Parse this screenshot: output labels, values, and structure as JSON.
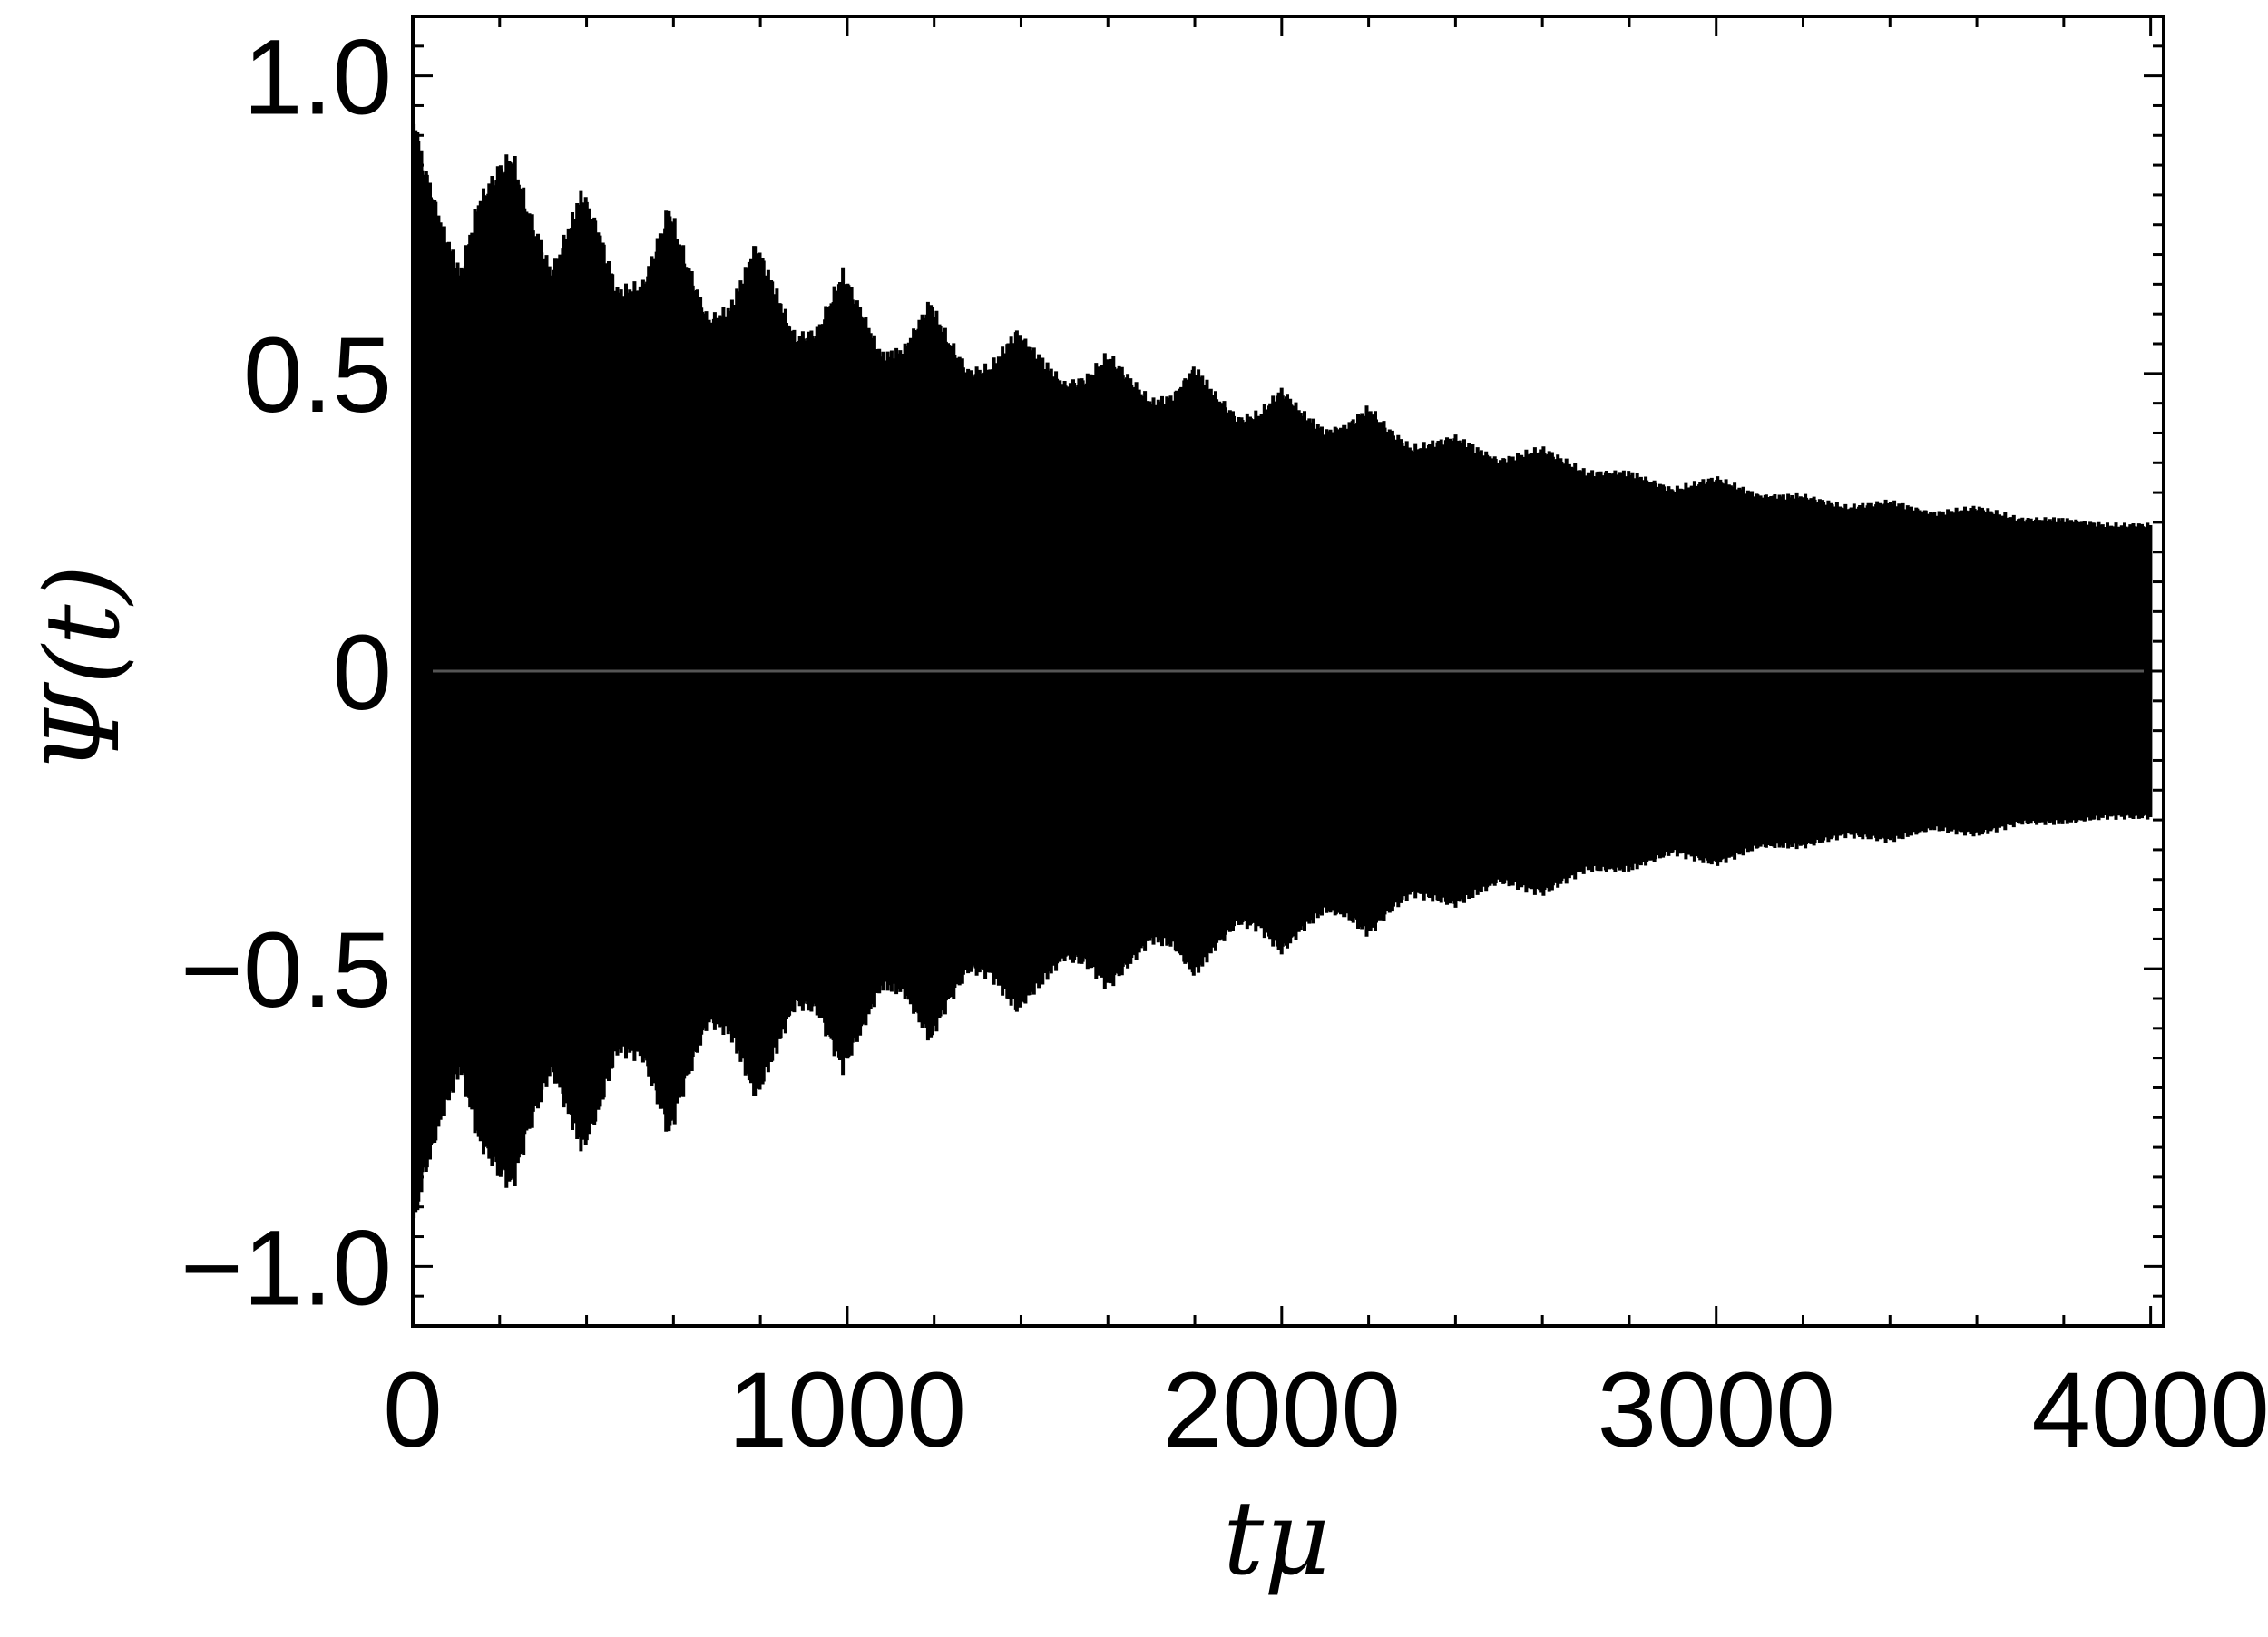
{
  "chart_data": {
    "type": "line",
    "title": "",
    "xlabel": "tμ",
    "ylabel": "Ψ(t)",
    "xlim": [
      0,
      4030
    ],
    "ylim": [
      -1.1,
      1.1
    ],
    "x_ticks": [
      0,
      1000,
      2000,
      3000,
      4000
    ],
    "x_tick_labels": [
      "0",
      "1000",
      "2000",
      "3000",
      "4000"
    ],
    "y_ticks": [
      -1.0,
      -0.5,
      0,
      0.5,
      1.0
    ],
    "y_tick_labels": [
      "−1.0",
      "−0.5",
      "0",
      "0.5",
      "1.0"
    ],
    "grid": false,
    "legend": "none",
    "series_color": "#000000",
    "zero_line_color": "#555555",
    "envelope": {
      "description": "rapidly oscillating signal; upper (and mirrored lower) envelope of |Ψ(t)|",
      "x": [
        0,
        20,
        60,
        110,
        150,
        200,
        230,
        260,
        320,
        390,
        430,
        470,
        530,
        590,
        630,
        680,
        730,
        790,
        830,
        880,
        930,
        990,
        1030,
        1080,
        1130,
        1190,
        1230,
        1280,
        1330,
        1390,
        1440,
        1500,
        1550,
        1600,
        1650,
        1700,
        1750,
        1800,
        1850,
        1900,
        1950,
        2000,
        2050,
        2100,
        2150,
        2200,
        2250,
        2300,
        2400,
        2500,
        2600,
        2700,
        2800,
        2900,
        3000,
        3100,
        3200,
        3300,
        3400,
        3500,
        3600,
        3700,
        3800,
        3900,
        4000
      ],
      "y": [
        0.97,
        0.88,
        0.78,
        0.68,
        0.8,
        0.86,
        0.88,
        0.8,
        0.68,
        0.82,
        0.75,
        0.65,
        0.66,
        0.79,
        0.7,
        0.6,
        0.62,
        0.73,
        0.66,
        0.57,
        0.58,
        0.68,
        0.62,
        0.54,
        0.55,
        0.63,
        0.57,
        0.51,
        0.52,
        0.58,
        0.54,
        0.49,
        0.5,
        0.54,
        0.5,
        0.46,
        0.47,
        0.52,
        0.47,
        0.43,
        0.44,
        0.48,
        0.44,
        0.41,
        0.42,
        0.45,
        0.41,
        0.38,
        0.4,
        0.36,
        0.38,
        0.34,
        0.34,
        0.31,
        0.33,
        0.3,
        0.3,
        0.28,
        0.29,
        0.27,
        0.28,
        0.26,
        0.26,
        0.25,
        0.25
      ]
    }
  }
}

----

→ **Given request**:
In the lines above, locate the string "envelope". Copy every line where it occurs.

→ **Solution**:
    "envelope": {
      "description": "rapidly oscillating signal; upper (and mirrored lower) envelope of |Ψ(t)|",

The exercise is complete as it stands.